Start of Supplied entries
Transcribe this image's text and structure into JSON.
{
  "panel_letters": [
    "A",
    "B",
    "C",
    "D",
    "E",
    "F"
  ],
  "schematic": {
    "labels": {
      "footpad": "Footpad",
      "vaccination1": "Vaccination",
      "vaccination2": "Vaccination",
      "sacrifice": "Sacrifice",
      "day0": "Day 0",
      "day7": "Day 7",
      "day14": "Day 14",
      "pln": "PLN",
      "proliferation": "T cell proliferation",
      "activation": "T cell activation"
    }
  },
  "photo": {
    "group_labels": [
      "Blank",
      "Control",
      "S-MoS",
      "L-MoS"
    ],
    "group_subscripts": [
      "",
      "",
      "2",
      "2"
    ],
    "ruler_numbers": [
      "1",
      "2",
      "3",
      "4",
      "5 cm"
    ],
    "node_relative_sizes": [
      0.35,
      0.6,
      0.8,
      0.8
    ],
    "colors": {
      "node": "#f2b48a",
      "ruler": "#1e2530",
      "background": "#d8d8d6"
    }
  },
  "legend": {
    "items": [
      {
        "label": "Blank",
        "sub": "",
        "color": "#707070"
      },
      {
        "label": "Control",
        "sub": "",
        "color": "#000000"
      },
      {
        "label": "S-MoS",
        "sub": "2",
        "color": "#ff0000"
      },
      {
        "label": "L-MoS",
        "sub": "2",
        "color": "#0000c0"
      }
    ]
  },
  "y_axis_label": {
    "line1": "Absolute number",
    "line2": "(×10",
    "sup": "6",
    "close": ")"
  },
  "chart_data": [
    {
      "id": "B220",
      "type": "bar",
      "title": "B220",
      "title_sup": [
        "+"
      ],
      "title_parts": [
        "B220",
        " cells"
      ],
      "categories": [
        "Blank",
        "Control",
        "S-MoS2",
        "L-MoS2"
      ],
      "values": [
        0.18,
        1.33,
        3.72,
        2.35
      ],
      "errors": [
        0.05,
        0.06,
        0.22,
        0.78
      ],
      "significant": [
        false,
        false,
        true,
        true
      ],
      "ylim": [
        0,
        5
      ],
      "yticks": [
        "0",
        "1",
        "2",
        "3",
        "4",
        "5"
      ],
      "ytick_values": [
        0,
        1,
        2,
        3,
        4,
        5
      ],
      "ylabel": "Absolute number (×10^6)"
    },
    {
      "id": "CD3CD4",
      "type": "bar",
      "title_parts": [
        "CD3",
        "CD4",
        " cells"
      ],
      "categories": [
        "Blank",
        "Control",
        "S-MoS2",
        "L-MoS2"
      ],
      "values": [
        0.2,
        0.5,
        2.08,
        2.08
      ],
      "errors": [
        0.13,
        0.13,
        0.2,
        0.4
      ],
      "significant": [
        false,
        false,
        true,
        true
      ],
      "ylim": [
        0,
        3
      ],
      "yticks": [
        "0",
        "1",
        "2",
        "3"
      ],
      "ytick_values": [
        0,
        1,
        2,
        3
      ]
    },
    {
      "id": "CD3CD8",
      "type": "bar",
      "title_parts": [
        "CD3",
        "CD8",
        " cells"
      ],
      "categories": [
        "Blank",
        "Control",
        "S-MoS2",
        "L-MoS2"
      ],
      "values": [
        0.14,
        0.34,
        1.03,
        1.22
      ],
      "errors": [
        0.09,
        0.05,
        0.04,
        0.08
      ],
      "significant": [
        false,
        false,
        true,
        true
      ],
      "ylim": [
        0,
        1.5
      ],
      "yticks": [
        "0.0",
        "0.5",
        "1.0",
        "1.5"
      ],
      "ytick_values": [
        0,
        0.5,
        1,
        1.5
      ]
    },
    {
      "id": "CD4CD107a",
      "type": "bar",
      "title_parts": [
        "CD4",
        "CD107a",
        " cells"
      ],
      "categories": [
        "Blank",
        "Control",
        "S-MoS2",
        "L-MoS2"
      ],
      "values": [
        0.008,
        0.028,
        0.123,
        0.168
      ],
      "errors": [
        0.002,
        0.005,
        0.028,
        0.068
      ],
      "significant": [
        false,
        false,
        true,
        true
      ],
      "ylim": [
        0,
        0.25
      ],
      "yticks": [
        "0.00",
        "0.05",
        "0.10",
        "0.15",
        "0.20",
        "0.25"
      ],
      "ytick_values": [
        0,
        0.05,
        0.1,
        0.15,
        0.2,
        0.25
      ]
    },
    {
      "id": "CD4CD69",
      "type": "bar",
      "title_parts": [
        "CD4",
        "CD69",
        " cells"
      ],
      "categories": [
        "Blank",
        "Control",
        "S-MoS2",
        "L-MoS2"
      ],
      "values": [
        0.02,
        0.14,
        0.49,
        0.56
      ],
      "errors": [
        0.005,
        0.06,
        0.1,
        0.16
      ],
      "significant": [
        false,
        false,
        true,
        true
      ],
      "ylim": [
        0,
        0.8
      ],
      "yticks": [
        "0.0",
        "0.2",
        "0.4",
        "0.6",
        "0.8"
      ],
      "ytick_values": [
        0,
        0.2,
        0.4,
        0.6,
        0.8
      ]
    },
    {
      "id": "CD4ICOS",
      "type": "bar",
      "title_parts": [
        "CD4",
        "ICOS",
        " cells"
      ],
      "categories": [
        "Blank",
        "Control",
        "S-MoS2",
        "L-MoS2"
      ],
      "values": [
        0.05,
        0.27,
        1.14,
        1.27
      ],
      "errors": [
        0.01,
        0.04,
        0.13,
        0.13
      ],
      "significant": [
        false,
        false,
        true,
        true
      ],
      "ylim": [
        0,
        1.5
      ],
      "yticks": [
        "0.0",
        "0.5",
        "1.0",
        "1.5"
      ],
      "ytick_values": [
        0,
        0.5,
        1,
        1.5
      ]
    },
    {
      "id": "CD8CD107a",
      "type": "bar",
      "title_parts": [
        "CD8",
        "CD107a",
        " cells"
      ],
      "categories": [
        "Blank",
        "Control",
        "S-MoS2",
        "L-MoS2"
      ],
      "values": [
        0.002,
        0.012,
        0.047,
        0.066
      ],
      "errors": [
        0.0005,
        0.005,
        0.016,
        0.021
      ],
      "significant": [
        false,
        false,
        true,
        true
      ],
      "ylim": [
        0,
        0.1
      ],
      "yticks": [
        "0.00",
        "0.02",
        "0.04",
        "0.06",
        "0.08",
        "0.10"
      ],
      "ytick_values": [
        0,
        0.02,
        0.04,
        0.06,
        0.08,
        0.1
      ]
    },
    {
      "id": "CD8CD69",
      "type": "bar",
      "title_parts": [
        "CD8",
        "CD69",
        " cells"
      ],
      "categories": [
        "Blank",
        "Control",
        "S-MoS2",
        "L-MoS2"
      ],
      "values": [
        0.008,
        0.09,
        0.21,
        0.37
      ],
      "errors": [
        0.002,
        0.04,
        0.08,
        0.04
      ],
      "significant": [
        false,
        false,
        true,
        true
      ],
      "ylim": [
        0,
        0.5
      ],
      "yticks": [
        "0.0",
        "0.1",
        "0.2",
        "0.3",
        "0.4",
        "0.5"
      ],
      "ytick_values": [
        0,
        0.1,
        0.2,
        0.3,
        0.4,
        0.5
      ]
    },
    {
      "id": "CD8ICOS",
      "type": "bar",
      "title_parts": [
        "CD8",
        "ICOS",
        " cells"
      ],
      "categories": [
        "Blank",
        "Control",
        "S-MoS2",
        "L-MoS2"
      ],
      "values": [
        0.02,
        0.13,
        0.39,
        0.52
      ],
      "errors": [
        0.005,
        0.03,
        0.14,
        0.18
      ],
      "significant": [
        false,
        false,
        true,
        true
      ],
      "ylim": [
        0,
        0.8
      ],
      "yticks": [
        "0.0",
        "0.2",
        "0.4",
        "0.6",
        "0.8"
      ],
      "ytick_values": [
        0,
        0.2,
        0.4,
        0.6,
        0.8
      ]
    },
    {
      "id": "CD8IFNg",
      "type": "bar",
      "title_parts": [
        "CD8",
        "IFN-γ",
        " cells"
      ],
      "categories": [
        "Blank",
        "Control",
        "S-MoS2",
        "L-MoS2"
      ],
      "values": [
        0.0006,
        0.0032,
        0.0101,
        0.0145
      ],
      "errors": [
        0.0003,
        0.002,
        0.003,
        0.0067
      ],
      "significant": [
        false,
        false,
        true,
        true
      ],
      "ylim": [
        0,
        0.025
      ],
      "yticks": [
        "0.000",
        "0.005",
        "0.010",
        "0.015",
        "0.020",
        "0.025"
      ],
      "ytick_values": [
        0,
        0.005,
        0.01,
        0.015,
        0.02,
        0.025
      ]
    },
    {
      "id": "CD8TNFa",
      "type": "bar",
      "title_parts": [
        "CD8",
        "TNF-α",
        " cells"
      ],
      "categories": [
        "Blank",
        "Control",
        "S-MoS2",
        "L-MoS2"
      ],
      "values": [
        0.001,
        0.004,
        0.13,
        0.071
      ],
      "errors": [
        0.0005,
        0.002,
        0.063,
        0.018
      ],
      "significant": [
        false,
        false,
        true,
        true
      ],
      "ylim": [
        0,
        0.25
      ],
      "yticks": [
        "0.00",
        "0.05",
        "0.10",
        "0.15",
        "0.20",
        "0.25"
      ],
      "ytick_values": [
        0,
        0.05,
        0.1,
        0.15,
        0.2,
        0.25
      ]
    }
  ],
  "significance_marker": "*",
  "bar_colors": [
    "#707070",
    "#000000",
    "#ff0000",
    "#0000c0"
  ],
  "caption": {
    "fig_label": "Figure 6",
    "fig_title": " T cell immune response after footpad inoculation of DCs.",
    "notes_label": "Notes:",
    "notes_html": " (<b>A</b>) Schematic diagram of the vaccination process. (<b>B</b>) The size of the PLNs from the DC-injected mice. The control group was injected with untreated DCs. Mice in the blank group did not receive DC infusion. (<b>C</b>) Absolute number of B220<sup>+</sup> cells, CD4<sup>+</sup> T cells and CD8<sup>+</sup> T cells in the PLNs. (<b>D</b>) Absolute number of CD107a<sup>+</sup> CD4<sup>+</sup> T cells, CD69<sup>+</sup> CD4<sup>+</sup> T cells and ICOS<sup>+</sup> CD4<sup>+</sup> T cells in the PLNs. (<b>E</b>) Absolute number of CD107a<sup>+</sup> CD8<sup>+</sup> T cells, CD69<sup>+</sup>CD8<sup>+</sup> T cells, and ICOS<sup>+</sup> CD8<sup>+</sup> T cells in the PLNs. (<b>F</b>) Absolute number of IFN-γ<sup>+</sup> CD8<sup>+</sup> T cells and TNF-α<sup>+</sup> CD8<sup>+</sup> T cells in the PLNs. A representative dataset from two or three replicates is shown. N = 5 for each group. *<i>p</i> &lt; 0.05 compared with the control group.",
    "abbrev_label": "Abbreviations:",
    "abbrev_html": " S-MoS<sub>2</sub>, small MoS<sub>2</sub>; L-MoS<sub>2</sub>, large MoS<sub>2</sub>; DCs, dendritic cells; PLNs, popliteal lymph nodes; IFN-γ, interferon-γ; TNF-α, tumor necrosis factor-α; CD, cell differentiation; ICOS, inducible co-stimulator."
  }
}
End of Supplied entries
Start of Supplied entries
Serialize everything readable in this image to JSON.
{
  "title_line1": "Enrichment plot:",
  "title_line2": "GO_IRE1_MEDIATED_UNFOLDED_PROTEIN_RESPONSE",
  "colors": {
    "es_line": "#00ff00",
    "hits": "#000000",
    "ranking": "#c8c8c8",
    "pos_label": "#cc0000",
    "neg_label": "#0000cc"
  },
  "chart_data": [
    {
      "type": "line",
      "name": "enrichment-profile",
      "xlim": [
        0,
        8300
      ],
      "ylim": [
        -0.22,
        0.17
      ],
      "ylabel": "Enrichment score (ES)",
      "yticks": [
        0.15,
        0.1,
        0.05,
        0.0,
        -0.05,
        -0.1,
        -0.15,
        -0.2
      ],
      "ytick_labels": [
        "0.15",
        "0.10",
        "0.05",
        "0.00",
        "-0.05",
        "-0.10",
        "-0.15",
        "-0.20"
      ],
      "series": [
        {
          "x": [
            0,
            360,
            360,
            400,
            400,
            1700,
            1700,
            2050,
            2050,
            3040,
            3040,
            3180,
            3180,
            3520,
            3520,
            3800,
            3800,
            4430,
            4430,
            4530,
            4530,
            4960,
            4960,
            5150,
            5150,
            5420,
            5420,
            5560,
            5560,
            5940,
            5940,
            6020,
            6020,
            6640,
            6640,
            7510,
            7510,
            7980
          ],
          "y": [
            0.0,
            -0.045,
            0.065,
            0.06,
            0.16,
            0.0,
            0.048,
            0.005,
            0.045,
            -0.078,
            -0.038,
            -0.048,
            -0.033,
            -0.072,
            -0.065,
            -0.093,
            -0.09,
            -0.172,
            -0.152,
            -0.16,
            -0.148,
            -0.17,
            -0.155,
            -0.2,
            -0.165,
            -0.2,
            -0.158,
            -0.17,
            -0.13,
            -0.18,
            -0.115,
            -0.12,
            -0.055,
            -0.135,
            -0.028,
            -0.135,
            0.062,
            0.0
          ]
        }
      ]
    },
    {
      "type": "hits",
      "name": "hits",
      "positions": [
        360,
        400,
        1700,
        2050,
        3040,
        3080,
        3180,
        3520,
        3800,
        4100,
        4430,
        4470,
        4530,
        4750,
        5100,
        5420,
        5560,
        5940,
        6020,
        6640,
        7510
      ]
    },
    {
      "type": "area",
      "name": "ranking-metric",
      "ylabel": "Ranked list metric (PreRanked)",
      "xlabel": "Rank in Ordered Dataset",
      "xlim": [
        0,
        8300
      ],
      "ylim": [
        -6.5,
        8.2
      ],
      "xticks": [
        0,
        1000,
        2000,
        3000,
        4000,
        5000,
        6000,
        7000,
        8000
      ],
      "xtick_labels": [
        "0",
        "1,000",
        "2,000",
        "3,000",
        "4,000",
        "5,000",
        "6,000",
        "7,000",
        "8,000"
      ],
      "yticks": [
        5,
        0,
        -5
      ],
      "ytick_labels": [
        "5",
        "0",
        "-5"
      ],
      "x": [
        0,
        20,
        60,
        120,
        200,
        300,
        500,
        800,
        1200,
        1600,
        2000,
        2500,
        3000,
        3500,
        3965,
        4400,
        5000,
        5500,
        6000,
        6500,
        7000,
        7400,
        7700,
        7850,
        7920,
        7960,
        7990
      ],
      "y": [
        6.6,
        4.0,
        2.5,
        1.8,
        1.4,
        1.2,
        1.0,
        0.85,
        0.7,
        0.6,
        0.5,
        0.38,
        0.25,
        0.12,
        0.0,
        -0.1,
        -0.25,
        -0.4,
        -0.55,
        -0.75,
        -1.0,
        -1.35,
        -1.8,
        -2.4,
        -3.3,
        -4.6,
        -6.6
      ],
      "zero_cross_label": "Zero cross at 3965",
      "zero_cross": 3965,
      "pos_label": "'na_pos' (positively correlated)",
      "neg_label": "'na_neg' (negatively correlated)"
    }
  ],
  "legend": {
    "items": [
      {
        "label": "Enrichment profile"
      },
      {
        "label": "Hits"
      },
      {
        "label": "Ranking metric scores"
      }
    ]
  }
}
End of Supplied entries
Problem description: Each line of the entries holding the string "Absolute" should be found and copied.

Exercise response:
    "line1": "Absolute number",
      "ylabel": "Absolute number (×10^6)"
    "notes_html": " (<b>A</b>) Schematic diagram of the vaccination process. (<b>B</b>) The size of the PLNs from the DC-injected mice. The control group was injected with untreated DCs. Mice in the blank group did not receive DC infusion. (<b>C</b>) Absolute number of B220<sup>+</sup> cells, CD4<sup>+</sup> T cells and CD8<sup>+</sup> T cells in the PLNs. (<b>D</b>) Absolute number of CD107a<sup>+</sup> CD4<sup>+</sup> T cells, CD69<sup>+</sup> CD4<sup>+</sup> T cells and ICOS<sup>+</sup> CD4<sup>+</sup> T cells in the PLNs. (<b>E</b>) Absolute number of CD107a<sup>+</sup> CD8<sup>+</sup> T cells, CD69<sup>+</sup>CD8<sup>+</sup> T cells, and ICOS<sup>+</sup> CD8<sup>+</sup> T cells in the PLNs. (<b>F</b>) Absolute number of IFN-γ<sup>+</sup> CD8<sup>+</sup> T cells and TNF-α<sup>+</sup> CD8<sup>+</sup> T cells in the PLNs. A representative dataset from two or three replicates is shown. N = 5 for each group. *<i>p</i> &lt; 0.05 compared with the control group.",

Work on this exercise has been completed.